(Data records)
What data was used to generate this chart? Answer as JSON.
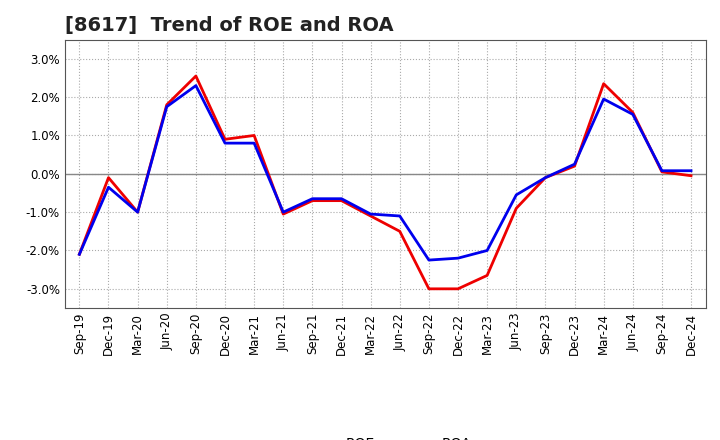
{
  "title": "[8617]  Trend of ROE and ROA",
  "x_labels": [
    "Sep-19",
    "Dec-19",
    "Mar-20",
    "Jun-20",
    "Sep-20",
    "Dec-20",
    "Mar-21",
    "Jun-21",
    "Sep-21",
    "Dec-21",
    "Mar-22",
    "Jun-22",
    "Sep-22",
    "Dec-22",
    "Mar-23",
    "Jun-23",
    "Sep-23",
    "Dec-23",
    "Mar-24",
    "Jun-24",
    "Sep-24",
    "Dec-24"
  ],
  "roe": [
    -2.1,
    -0.1,
    -1.0,
    1.8,
    2.55,
    0.9,
    1.0,
    -1.05,
    -0.7,
    -0.7,
    -1.1,
    -1.5,
    -3.0,
    -3.0,
    -2.65,
    -0.9,
    -0.1,
    0.2,
    2.35,
    1.6,
    0.05,
    -0.05
  ],
  "roa": [
    -2.1,
    -0.35,
    -1.0,
    1.75,
    2.3,
    0.8,
    0.8,
    -1.0,
    -0.65,
    -0.65,
    -1.05,
    -1.1,
    -2.25,
    -2.2,
    -2.0,
    -0.55,
    -0.1,
    0.25,
    1.95,
    1.55,
    0.08,
    0.08
  ],
  "roe_color": "#ee0000",
  "roa_color": "#0000ee",
  "ylim": [
    -3.5,
    3.5
  ],
  "yticks": [
    -3.0,
    -2.0,
    -1.0,
    0.0,
    1.0,
    2.0,
    3.0
  ],
  "bg_color": "#ffffff",
  "plot_bg_color": "#ffffff",
  "grid_color": "#aaaaaa",
  "zero_line_color": "#888888",
  "line_width": 2.0,
  "title_fontsize": 14,
  "tick_fontsize": 8.5
}
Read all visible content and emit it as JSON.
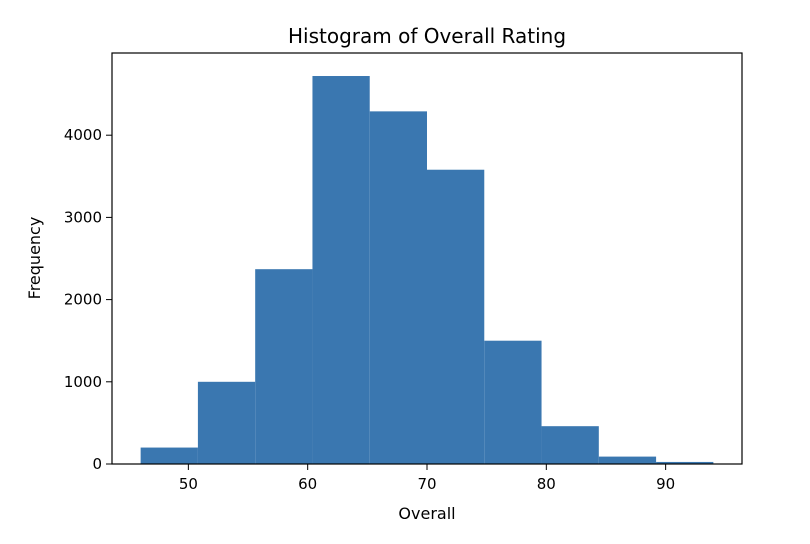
{
  "chart_data": {
    "type": "bar",
    "title": "Histogram of Overall Rating",
    "xlabel": "Overall",
    "ylabel": "Frequency",
    "bins": [
      {
        "x0": 46.0,
        "x1": 50.8,
        "value": 200
      },
      {
        "x0": 50.8,
        "x1": 55.6,
        "value": 1000
      },
      {
        "x0": 55.6,
        "x1": 60.4,
        "value": 2370
      },
      {
        "x0": 60.4,
        "x1": 65.2,
        "value": 4720
      },
      {
        "x0": 65.2,
        "x1": 70.0,
        "value": 4290
      },
      {
        "x0": 70.0,
        "x1": 74.8,
        "value": 3580
      },
      {
        "x0": 74.8,
        "x1": 79.6,
        "value": 1500
      },
      {
        "x0": 79.6,
        "x1": 84.4,
        "value": 460
      },
      {
        "x0": 84.4,
        "x1": 89.2,
        "value": 90
      },
      {
        "x0": 89.2,
        "x1": 94.0,
        "value": 25
      }
    ],
    "xlim": [
      43.6,
      96.4
    ],
    "ylim": [
      0,
      5000
    ],
    "xticks": [
      50,
      60,
      70,
      80,
      90
    ],
    "yticks": [
      0,
      1000,
      2000,
      3000,
      4000
    ],
    "bar_color": "#3a77b0",
    "grid": false
  }
}
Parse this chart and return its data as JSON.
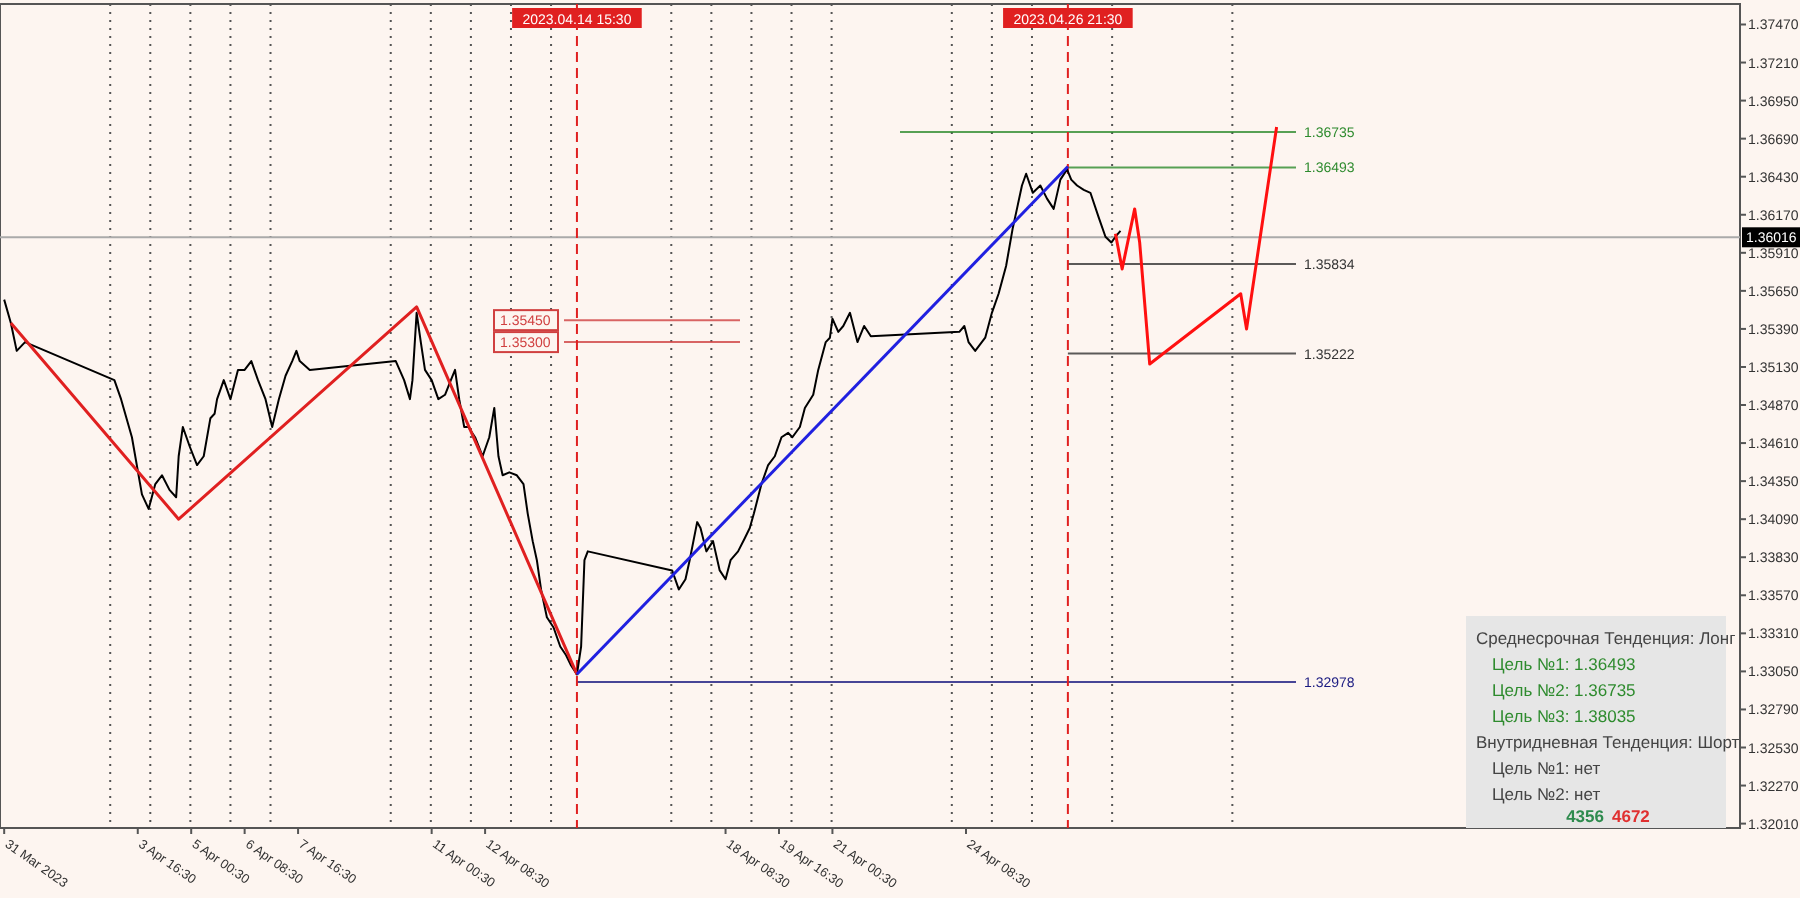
{
  "chart_data": {
    "type": "line",
    "xlim": [
      "2023-03-31T06:00",
      "2023-05-13T16:00"
    ],
    "ylim": [
      1.3198,
      1.3761
    ],
    "xticks": [
      {
        "value": "2023-03-31T08:30",
        "label": "31 Mar 2023"
      },
      {
        "value": "2023-04-03T16:30",
        "label": "3 Apr 16:30"
      },
      {
        "value": "2023-04-05T00:30",
        "label": "5 Apr 00:30"
      },
      {
        "value": "2023-04-06T08:30",
        "label": "6 Apr 08:30"
      },
      {
        "value": "2023-04-07T16:30",
        "label": "7 Apr 16:30"
      },
      {
        "value": "2023-04-11T00:30",
        "label": "11 Apr 00:30"
      },
      {
        "value": "2023-04-12T08:30",
        "label": "12 Apr 08:30"
      },
      {
        "value": "2023-04-18T08:30",
        "label": "18 Apr 08:30"
      },
      {
        "value": "2023-04-19T16:30",
        "label": "19 Apr 16:30"
      },
      {
        "value": "2023-04-21T00:30",
        "label": "21 Apr 00:30"
      },
      {
        "value": "2023-04-24T08:30",
        "label": "24 Apr 08:30"
      },
      {
        "value": "2023-04-03",
        "label": null
      },
      {
        "value": "2023-04-04",
        "label": null
      },
      {
        "value": "2023-04-05",
        "label": null
      },
      {
        "value": "2023-04-06",
        "label": null
      },
      {
        "value": "2023-04-07",
        "label": null
      },
      {
        "value": "2023-04-10",
        "label": null
      },
      {
        "value": "2023-04-11",
        "label": null
      },
      {
        "value": "2023-04-12",
        "label": null
      },
      {
        "value": "2023-04-13",
        "label": null
      },
      {
        "value": "2023-04-14",
        "label": null
      },
      {
        "value": "2023-04-17",
        "label": null
      },
      {
        "value": "2023-04-18",
        "label": null
      },
      {
        "value": "2023-04-19",
        "label": null
      },
      {
        "value": "2023-04-20",
        "label": null
      },
      {
        "value": "2023-04-21",
        "label": null
      },
      {
        "value": "2023-04-24",
        "label": null
      },
      {
        "value": "2023-04-25",
        "label": null
      },
      {
        "value": "2023-04-26",
        "label": null
      },
      {
        "value": "2023-04-28",
        "label": null
      },
      {
        "value": "2023-05-01",
        "label": null
      }
    ],
    "yticks": [
      {
        "value": 1.3201,
        "label": "1.32010"
      },
      {
        "value": 1.3227,
        "label": "1.32270"
      },
      {
        "value": 1.3253,
        "label": "1.32530"
      },
      {
        "value": 1.3279,
        "label": "1.32790"
      },
      {
        "value": 1.3305,
        "label": "1.33050"
      },
      {
        "value": 1.3331,
        "label": "1.33310"
      },
      {
        "value": 1.3357,
        "label": "1.33570"
      },
      {
        "value": 1.3383,
        "label": "1.33830"
      },
      {
        "value": 1.3409,
        "label": "1.34090"
      },
      {
        "value": 1.3435,
        "label": "1.34350"
      },
      {
        "value": 1.3461,
        "label": "1.34610"
      },
      {
        "value": 1.3487,
        "label": "1.34870"
      },
      {
        "value": 1.3513,
        "label": "1.35130"
      },
      {
        "value": 1.3539,
        "label": "1.35390"
      },
      {
        "value": 1.3565,
        "label": "1.35650"
      },
      {
        "value": 1.3591,
        "label": "1.35910"
      },
      {
        "value": 1.3617,
        "label": "1.36170"
      },
      {
        "value": 1.3643,
        "label": "1.36430"
      },
      {
        "value": 1.3669,
        "label": "1.36690"
      },
      {
        "value": 1.3695,
        "label": "1.36950"
      },
      {
        "value": 1.3721,
        "label": "1.37210"
      },
      {
        "value": 1.3747,
        "label": "1.37470"
      }
    ],
    "grid": "x",
    "marker": "none",
    "series": [
      {
        "color": "#000000",
        "x": [
          "2023-03-31T08:30",
          "2023-03-31T12:30",
          "2023-03-31T16:00",
          "2023-03-31T21:00",
          "2023-04-03T02:30",
          "2023-04-03T06:30",
          "2023-04-03T13:00",
          "2023-04-03T19:00",
          "2023-04-03T23:00",
          "2023-04-04T03:00",
          "2023-04-04T07:00",
          "2023-04-04T11:30",
          "2023-04-04T15:30",
          "2023-04-04T17:00",
          "2023-04-04T19:30",
          "2023-04-04T23:30",
          "2023-04-05T04:00",
          "2023-04-05T08:00",
          "2023-04-05T12:00",
          "2023-04-05T14:30",
          "2023-04-05T16:00",
          "2023-04-05T20:00",
          "2023-04-06T00:00",
          "2023-04-06T04:30",
          "2023-04-06T08:30",
          "2023-04-06T12:30",
          "2023-04-06T16:30",
          "2023-04-06T21:00",
          "2023-04-07T01:00",
          "2023-04-07T05:00",
          "2023-04-07T09:00",
          "2023-04-07T13:00",
          "2023-04-07T15:30",
          "2023-04-07T17:30",
          "2023-04-07T21:30",
          "2023-04-07T23:30",
          "2023-04-10T03:00",
          "2023-04-10T08:00",
          "2023-04-10T11:30",
          "2023-04-10T13:00",
          "2023-04-10T15:30",
          "2023-04-10T18:00",
          "2023-04-10T20:30",
          "2023-04-11T00:30",
          "2023-04-11T04:30",
          "2023-04-11T08:30",
          "2023-04-11T12:00",
          "2023-04-11T14:30",
          "2023-04-11T17:00",
          "2023-04-11T20:00",
          "2023-04-11T22:30",
          "2023-04-12T02:30",
          "2023-04-12T07:00",
          "2023-04-12T11:00",
          "2023-04-12T14:00",
          "2023-04-12T16:30",
          "2023-04-12T19:00",
          "2023-04-12T23:00",
          "2023-04-13T03:30",
          "2023-04-13T07:30",
          "2023-04-13T10:00",
          "2023-04-13T13:00",
          "2023-04-13T15:30",
          "2023-04-13T18:00",
          "2023-04-13T21:30",
          "2023-04-14T01:30",
          "2023-04-14T05:30",
          "2023-04-14T09:00",
          "2023-04-14T12:00",
          "2023-04-14T15:30",
          "2023-04-14T18:00",
          "2023-04-14T20:00",
          "2023-04-14T22:00",
          "2023-04-17T00:30",
          "2023-04-17T04:30",
          "2023-04-17T08:30",
          "2023-04-17T11:00",
          "2023-04-17T15:30",
          "2023-04-17T17:30",
          "2023-04-17T21:00",
          "2023-04-18T01:00",
          "2023-04-18T05:00",
          "2023-04-18T08:30",
          "2023-04-18T11:30",
          "2023-04-18T16:00",
          "2023-04-18T20:00",
          "2023-04-18T23:00",
          "2023-04-19T01:30",
          "2023-04-19T06:00",
          "2023-04-19T10:00",
          "2023-04-19T14:00",
          "2023-04-19T18:00",
          "2023-04-19T22:00",
          "2023-04-20T00:30",
          "2023-04-20T05:00",
          "2023-04-20T08:00",
          "2023-04-20T13:00",
          "2023-04-20T16:00",
          "2023-04-20T20:30",
          "2023-04-20T23:00",
          "2023-04-21T00:30",
          "2023-04-21T04:00",
          "2023-04-21T07:00",
          "2023-04-21T11:00",
          "2023-04-21T15:30",
          "2023-04-21T19:30",
          "2023-04-21T23:30",
          "2023-04-24T04:30",
          "2023-04-24T07:30",
          "2023-04-24T10:00",
          "2023-04-24T14:00",
          "2023-04-24T20:00",
          "2023-04-25T00:00",
          "2023-04-25T04:00",
          "2023-04-25T08:30",
          "2023-04-25T12:30",
          "2023-04-25T15:00",
          "2023-04-25T18:00",
          "2023-04-25T20:30",
          "2023-04-26T00:30",
          "2023-04-26T05:00",
          "2023-04-26T09:00",
          "2023-04-26T13:00",
          "2023-04-26T17:00",
          "2023-04-26T21:00",
          "2023-04-26T23:30",
          "2023-04-27T03:00",
          "2023-04-27T07:00",
          "2023-04-27T11:00",
          "2023-04-27T16:00",
          "2023-04-27T20:00",
          "2023-04-27T23:30",
          "2023-04-28T02:00",
          "2023-04-28T05:00"
        ],
        "values": [
          1.3559,
          1.3543,
          1.3524,
          1.353,
          1.3504,
          1.3491,
          1.3465,
          1.3426,
          1.3416,
          1.3433,
          1.3439,
          1.3429,
          1.3424,
          1.3452,
          1.3472,
          1.3459,
          1.3446,
          1.3452,
          1.3478,
          1.3481,
          1.3491,
          1.3504,
          1.3491,
          1.3511,
          1.3511,
          1.3517,
          1.3504,
          1.3491,
          1.3472,
          1.3491,
          1.3507,
          1.3517,
          1.3524,
          1.3517,
          1.3513,
          1.3511,
          1.3517,
          1.3504,
          1.3491,
          1.3504,
          1.355,
          1.353,
          1.3511,
          1.3504,
          1.3491,
          1.3494,
          1.3504,
          1.3511,
          1.3491,
          1.3472,
          1.3472,
          1.3465,
          1.3452,
          1.3465,
          1.3485,
          1.3452,
          1.3439,
          1.3441,
          1.3439,
          1.3433,
          1.3413,
          1.3394,
          1.3381,
          1.3361,
          1.3342,
          1.3335,
          1.3322,
          1.3316,
          1.3309,
          1.3303,
          1.3322,
          1.3381,
          1.3387,
          1.3374,
          1.3361,
          1.3368,
          1.3381,
          1.3407,
          1.3403,
          1.3387,
          1.3394,
          1.3374,
          1.3368,
          1.3381,
          1.3387,
          1.3396,
          1.3403,
          1.3413,
          1.3433,
          1.3446,
          1.3452,
          1.3465,
          1.3468,
          1.3465,
          1.3472,
          1.3485,
          1.3494,
          1.3511,
          1.353,
          1.3533,
          1.3546,
          1.3537,
          1.3541,
          1.355,
          1.353,
          1.3541,
          1.3534,
          1.3537,
          1.3541,
          1.353,
          1.3524,
          1.3533,
          1.355,
          1.3563,
          1.3582,
          1.3608,
          1.3621,
          1.3637,
          1.3645,
          1.3632,
          1.3637,
          1.3628,
          1.3621,
          1.3641,
          1.3648,
          1.3641,
          1.3637,
          1.3634,
          1.3632,
          1.3615,
          1.3602,
          1.3598,
          1.3602,
          1.3606
        ]
      },
      {
        "color": "#e02020",
        "x": [
          "2023-03-31T12:30",
          "2023-04-04T17:00",
          "2023-04-10T15:30",
          "2023-04-14T15:30"
        ],
        "values": [
          1.3543,
          1.3409,
          1.3554,
          1.3303
        ]
      },
      {
        "color": "#2020e0",
        "x": [
          "2023-04-14T15:30",
          "2023-04-26T21:30"
        ],
        "values": [
          1.3303,
          1.365
        ]
      },
      {
        "color": "#ff1010",
        "x": [
          "2023-04-28T02:00",
          "2023-04-28T06:00",
          "2023-04-28T13:30",
          "2023-04-28T16:30",
          "2023-04-28T22:30",
          "2023-05-01T05:00",
          "2023-05-01T08:30",
          "2023-05-02T02:30"
        ],
        "values": [
          1.3604,
          1.358,
          1.3621,
          1.3598,
          1.3515,
          1.3563,
          1.3539,
          1.3677
        ]
      }
    ],
    "ref_lines": [
      {
        "axis": "y",
        "value": 1.36735,
        "label": "1.36735",
        "color": "#2e8b2e"
      },
      {
        "axis": "y",
        "value": 1.36493,
        "label": "1.36493",
        "color": "#2e8b2e"
      },
      {
        "axis": "y",
        "value": 1.35834,
        "label": "1.35834",
        "color": "#333333"
      },
      {
        "axis": "y",
        "value": 1.35222,
        "label": "1.35222",
        "color": "#333333"
      },
      {
        "axis": "y",
        "value": 1.32978,
        "label": "1.32978",
        "color": "#1a1a80"
      },
      {
        "axis": "y",
        "value": 1.3545,
        "label": "1.35450",
        "color": "#d04040"
      },
      {
        "axis": "y",
        "value": 1.353,
        "label": "1.35300",
        "color": "#d04040"
      },
      {
        "axis": "y",
        "value": 1.36016,
        "label": "1.36016",
        "color": "#aaaaaa"
      },
      {
        "axis": "x",
        "value": "2023-04-14T15:30",
        "label": "2023.04.14 15:30",
        "color": "#e02020",
        "line_style": "dashed"
      },
      {
        "axis": "x",
        "value": "2023-04-26T21:30",
        "label": "2023.04.26 21:30",
        "color": "#e02020",
        "line_style": "dashed"
      }
    ],
    "annotations": [
      "Среднесрочная Тенденция: Лонг",
      "Цель №1: 1.36493",
      "Цель №2: 1.36735",
      "Цель №3: 1.38035",
      "Внутридневная Тенденция: Шорт",
      "Цель №1: нет",
      "Цель №2: нет",
      "4356",
      "4672"
    ]
  }
}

[Work instructions]: Show all lines from the listing above in which "Цель" appears.

[Solution]:
      "Цель №1: 1.36493",
      "Цель №2: 1.36735",
      "Цель №3: 1.38035",
      "Цель №1: нет",
      "Цель №2: нет",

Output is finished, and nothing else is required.